▸ Provided text:
* start *

18

By default, Bazel runs tests in a parallel fashion to speed things up. However, I have a resource (GPU) that can't handle parallel jobs due to the GPU memory limit. Is there a way to force Bazel to run tests in a serial, i.e., non-parallel way?

Thanks.

Shanqing Cai
  • 3,756
  • 3
  • 23
  • 36
  • I'm building TensorFlow and as a part of that I run the unit tests in the source code. Under the GPU build mode, many of those unit tests will run on GPU. When they run in parallel, I sometimes get GPU OOM errors. Thos e errors don't occur when I ran the tests one by one, manually. But it's a pain and not scalable to run tests manually. – Shanqing Cai Jan 29 '16 at 19:27
  • 3
    Does passing `--jobs=1` to the `bazel test` command work? – mrry Jan 29 '16 at 20:55

4 Answers4

15

--jobs 1 will limit the number of parallel jobs Bazel runs to 1.

* end *

▸ Material supplied:
* start *

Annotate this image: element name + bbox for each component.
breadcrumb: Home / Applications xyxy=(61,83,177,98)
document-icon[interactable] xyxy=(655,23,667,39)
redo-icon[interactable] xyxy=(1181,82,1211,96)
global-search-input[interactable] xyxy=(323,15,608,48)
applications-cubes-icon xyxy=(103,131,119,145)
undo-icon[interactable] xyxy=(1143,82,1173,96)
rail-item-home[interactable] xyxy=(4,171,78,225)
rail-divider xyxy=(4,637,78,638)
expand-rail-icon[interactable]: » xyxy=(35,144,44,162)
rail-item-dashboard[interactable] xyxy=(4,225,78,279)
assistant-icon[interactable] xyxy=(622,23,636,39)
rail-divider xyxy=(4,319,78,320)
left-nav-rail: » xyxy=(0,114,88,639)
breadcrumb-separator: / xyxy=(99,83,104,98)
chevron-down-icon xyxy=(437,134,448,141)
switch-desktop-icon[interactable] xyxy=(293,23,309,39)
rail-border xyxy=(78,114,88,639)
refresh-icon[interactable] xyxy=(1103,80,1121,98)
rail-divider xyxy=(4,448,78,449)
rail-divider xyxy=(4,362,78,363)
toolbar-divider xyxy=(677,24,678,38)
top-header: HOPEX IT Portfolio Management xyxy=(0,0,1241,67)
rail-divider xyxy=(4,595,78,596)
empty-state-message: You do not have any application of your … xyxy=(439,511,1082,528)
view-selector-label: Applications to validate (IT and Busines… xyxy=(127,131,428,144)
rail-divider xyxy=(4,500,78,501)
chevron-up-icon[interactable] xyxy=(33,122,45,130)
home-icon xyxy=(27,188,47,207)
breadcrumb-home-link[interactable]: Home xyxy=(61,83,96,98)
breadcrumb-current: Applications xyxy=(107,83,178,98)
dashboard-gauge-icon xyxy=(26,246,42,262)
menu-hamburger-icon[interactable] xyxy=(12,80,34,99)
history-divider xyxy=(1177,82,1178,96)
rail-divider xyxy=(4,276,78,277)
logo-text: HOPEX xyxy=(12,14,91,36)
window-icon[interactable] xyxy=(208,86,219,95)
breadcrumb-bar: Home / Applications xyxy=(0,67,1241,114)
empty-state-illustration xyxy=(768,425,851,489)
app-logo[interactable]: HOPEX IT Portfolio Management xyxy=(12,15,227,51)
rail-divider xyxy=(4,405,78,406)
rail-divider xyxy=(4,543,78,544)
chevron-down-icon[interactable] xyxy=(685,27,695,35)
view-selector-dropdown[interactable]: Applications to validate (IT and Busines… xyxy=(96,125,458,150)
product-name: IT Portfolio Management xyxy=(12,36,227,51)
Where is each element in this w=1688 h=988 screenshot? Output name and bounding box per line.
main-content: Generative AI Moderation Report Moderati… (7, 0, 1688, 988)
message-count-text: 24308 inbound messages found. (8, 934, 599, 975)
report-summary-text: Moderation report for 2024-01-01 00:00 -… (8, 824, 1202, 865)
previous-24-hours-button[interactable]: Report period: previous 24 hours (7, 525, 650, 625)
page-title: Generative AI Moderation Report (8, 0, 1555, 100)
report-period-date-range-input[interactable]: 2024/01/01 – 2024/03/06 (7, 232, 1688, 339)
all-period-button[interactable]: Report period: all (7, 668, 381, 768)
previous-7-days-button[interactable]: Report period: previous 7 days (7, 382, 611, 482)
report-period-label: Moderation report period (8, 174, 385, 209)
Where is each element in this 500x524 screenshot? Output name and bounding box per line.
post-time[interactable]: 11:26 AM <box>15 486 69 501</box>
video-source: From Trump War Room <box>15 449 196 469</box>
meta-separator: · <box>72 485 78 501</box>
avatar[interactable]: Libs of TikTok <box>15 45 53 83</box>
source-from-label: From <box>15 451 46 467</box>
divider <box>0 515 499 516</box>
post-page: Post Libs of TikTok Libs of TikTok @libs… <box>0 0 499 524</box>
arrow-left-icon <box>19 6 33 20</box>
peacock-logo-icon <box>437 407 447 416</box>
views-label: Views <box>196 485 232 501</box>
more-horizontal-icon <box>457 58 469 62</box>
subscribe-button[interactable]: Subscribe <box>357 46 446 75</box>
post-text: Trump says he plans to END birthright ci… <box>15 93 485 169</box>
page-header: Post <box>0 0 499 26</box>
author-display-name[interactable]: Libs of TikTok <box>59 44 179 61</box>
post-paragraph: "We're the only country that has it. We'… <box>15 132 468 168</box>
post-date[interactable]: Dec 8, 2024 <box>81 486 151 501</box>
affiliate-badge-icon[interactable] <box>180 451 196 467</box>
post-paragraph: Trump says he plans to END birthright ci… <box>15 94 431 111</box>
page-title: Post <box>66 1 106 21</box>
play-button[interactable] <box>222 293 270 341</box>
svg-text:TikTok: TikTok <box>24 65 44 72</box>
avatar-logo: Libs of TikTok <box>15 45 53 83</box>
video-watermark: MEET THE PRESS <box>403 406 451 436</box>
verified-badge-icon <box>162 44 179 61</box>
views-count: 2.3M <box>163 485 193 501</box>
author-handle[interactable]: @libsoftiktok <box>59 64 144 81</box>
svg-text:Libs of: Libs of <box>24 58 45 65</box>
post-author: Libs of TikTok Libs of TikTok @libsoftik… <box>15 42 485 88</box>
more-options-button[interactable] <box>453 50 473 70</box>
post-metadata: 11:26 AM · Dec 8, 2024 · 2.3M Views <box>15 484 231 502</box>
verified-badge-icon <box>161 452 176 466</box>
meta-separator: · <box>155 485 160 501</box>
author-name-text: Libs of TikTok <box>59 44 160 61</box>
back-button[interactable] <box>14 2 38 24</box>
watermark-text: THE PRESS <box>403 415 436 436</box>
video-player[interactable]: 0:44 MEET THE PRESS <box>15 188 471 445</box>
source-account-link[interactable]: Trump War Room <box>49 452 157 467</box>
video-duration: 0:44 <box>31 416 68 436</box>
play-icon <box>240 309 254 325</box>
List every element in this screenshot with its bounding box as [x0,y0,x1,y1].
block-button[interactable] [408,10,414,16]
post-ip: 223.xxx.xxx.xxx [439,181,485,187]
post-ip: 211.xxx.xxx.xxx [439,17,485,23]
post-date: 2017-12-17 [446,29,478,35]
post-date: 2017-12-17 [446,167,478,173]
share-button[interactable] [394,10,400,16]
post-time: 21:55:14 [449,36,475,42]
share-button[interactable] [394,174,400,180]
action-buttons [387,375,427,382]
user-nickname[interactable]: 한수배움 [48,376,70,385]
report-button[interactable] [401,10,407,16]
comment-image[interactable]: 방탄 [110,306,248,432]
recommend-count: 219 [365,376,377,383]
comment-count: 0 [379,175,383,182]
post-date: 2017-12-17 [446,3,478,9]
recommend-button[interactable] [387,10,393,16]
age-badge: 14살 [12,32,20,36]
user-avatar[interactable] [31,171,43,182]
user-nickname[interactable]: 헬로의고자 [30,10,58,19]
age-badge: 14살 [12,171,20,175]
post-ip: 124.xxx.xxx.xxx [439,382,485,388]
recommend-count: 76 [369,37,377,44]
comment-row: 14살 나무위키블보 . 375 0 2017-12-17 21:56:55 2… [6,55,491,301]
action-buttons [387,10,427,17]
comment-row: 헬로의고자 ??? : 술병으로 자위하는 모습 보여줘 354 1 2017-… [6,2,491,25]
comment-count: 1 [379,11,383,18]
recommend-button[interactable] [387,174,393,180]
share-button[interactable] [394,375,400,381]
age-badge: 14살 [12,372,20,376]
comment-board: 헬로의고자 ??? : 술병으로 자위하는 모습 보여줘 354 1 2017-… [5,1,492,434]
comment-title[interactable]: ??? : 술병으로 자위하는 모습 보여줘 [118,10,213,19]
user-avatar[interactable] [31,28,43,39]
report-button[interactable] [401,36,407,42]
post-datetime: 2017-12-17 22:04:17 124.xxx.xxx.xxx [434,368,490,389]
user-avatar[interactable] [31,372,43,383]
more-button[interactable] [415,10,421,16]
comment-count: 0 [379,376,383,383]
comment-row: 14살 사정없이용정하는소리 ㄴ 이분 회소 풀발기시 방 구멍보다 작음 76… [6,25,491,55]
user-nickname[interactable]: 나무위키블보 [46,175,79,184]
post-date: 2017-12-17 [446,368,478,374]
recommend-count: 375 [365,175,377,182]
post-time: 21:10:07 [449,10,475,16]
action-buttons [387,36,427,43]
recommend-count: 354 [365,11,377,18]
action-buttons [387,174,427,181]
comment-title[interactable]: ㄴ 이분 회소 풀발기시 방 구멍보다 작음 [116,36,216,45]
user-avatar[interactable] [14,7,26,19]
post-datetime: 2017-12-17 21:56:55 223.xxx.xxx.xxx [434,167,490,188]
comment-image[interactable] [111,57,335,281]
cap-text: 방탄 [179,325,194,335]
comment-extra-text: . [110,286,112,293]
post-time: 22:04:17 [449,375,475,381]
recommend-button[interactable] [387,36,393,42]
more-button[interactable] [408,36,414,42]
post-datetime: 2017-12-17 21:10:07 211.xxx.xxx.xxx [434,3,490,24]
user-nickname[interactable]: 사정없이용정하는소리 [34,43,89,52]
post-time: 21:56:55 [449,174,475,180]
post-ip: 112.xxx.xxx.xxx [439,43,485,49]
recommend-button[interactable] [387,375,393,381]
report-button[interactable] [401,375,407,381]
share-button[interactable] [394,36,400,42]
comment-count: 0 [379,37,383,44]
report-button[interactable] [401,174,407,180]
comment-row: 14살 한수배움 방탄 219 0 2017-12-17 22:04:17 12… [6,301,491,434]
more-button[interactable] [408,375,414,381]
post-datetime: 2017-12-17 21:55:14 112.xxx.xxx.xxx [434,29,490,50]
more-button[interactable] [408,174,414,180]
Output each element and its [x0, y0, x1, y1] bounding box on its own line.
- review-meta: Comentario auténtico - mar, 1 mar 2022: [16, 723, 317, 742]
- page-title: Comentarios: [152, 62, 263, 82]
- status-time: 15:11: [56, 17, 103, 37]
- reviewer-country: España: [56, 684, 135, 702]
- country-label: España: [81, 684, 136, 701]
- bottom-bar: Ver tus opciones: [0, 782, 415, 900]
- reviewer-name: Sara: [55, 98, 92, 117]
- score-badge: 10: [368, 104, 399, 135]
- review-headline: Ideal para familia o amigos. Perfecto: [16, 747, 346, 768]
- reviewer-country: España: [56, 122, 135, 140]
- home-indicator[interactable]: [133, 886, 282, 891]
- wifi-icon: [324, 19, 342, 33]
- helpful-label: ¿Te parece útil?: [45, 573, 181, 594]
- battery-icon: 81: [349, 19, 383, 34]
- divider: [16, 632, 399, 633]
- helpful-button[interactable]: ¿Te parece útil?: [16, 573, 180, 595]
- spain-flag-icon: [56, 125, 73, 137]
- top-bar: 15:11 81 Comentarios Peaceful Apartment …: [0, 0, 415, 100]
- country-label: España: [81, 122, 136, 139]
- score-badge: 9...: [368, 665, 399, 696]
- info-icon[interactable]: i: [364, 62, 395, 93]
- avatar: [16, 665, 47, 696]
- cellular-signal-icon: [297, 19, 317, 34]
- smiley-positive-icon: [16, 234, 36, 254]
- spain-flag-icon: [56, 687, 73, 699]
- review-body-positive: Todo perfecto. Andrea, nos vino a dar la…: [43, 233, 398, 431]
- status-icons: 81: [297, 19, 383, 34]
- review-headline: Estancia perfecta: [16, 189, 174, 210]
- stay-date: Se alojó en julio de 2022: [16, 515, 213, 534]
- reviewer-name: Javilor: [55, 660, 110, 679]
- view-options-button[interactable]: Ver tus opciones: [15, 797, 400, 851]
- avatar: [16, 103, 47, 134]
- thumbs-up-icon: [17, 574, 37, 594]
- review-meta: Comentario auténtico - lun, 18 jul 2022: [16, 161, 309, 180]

* end *

▸ Work instructions:
#1 Reproduce the records line for line, starting with the first line of the records and going on through the line that contains "window-icon[interactable] xyxy=(208,86,219,95)".
#2 Pick up the thread on running Bazel tests serially and continue it from where it stops.

▸ In response:
#1
Annotate this image: element name + bbox for each component.
breadcrumb: Home / Applications xyxy=(61,83,177,98)
document-icon[interactable] xyxy=(655,23,667,39)
redo-icon[interactable] xyxy=(1181,82,1211,96)
global-search-input[interactable] xyxy=(323,15,608,48)
applications-cubes-icon xyxy=(103,131,119,145)
undo-icon[interactable] xyxy=(1143,82,1173,96)
rail-item-home[interactable] xyxy=(4,171,78,225)
rail-divider xyxy=(4,637,78,638)
expand-rail-icon[interactable]: » xyxy=(35,144,44,162)
rail-item-dashboard[interactable] xyxy=(4,225,78,279)
assistant-icon[interactable] xyxy=(622,23,636,39)
rail-divider xyxy=(4,319,78,320)
left-nav-rail: » xyxy=(0,114,88,639)
breadcrumb-separator: / xyxy=(99,83,104,98)
chevron-down-icon xyxy=(437,134,448,141)
switch-desktop-icon[interactable] xyxy=(293,23,309,39)
rail-border xyxy=(78,114,88,639)
refresh-icon[interactable] xyxy=(1103,80,1121,98)
rail-divider xyxy=(4,448,78,449)
rail-divider xyxy=(4,362,78,363)
toolbar-divider xyxy=(677,24,678,38)
top-header: HOPEX IT Portfolio Management xyxy=(0,0,1241,67)
rail-divider xyxy=(4,595,78,596)
empty-state-message: You do not have any application of your … xyxy=(439,511,1082,528)
view-selector-label: Applications to validate (IT and Busines… xyxy=(127,131,428,144)
rail-divider xyxy=(4,500,78,501)
chevron-up-icon[interactable] xyxy=(33,122,45,130)
home-icon xyxy=(27,188,47,207)
breadcrumb-home-link[interactable]: Home xyxy=(61,83,96,98)
breadcrumb-current: Applications xyxy=(107,83,178,98)
dashboard-gauge-icon xyxy=(26,246,42,262)
menu-hamburger-icon[interactable] xyxy=(12,80,34,99)
history-divider xyxy=(1177,82,1178,96)
rail-divider xyxy=(4,276,78,277)
logo-text: HOPEX xyxy=(12,14,91,36)
window-icon[interactable] xyxy=(208,86,219,95)

#2
You can also modify the test targets and add tags = ["exclusive"] to prevent specific test to run in parallel (see http://bazel.io/docs/test-encyclopedia.html).

  • 1
    I think when one uses the `"exclusive"` tag, needs to be aware also that the test results won't be cached. So in circumstances like CI's it can cause a performance. – Sambatyon Jul 24 '19 at 06:36
  • @Sambatyon, that's not true according to the docs, I think you're thinking of the `"external"` flag – JMAA Dec 10 '19 at 10:24
  • I'd recommend against this approach (`--jobs` or `exclusive` tag) and instead use https://stackoverflow.com/a/70084246/856336. – Matt Robinson Mar 29 '23 at 16:03
9

Use --local_test_jobs=1 to only run a single test job at a time locally.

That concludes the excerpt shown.